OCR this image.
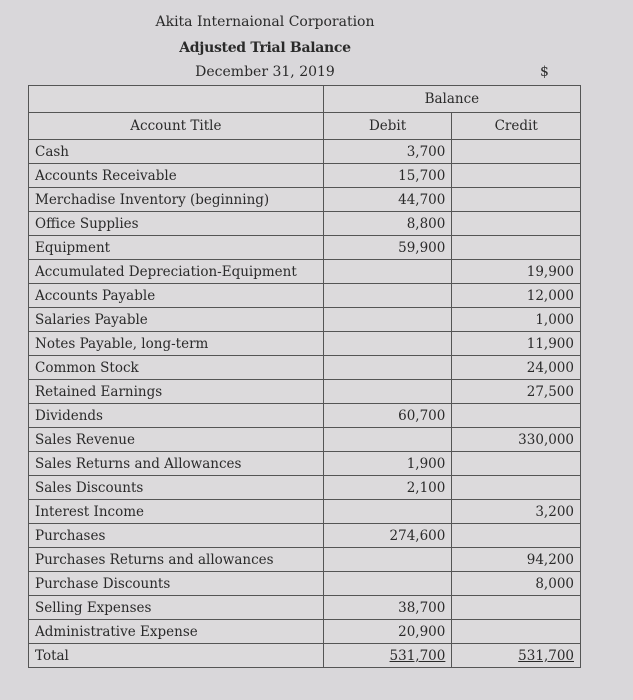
Akita Internaional Corporation
Adjusted Trial Balance
December 31, 2019	$
	Balance	
Account Title	Debit	Credit
Cash	3,700	
Accounts Receivable	15,700	
Merchadise Inventory (beginning)	44,700	
Office Supplies	8,800	
Equipment	59,900	
Accumulated Depreciation-Equipment		19,900
Accounts Payable		12,000
Salaries Payable		1,000
Notes Payable, long-term		11,900
Common Stock		24,000
Retained Earnings		27,500
Dividends	60,700	
Sales Revenue		330,000
Sales Returns and Allowances	1,900	
Sales Discounts	2,100	
Interest Income		3,200
Purchases	274,600	
Purchases Returns and allowances		94,200
Purchase Discounts		8,000
Selling Expenses	38,700	
Administrative Expense	20,900	
Total	531,700	531,700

• • •

◆ **Instructions for the task**
Pull out every line in the data above that has the word "Equipment".

◆ **Exercise answer**
Equipment	59,900	
Accumulated Depreciation-Equipment		19,900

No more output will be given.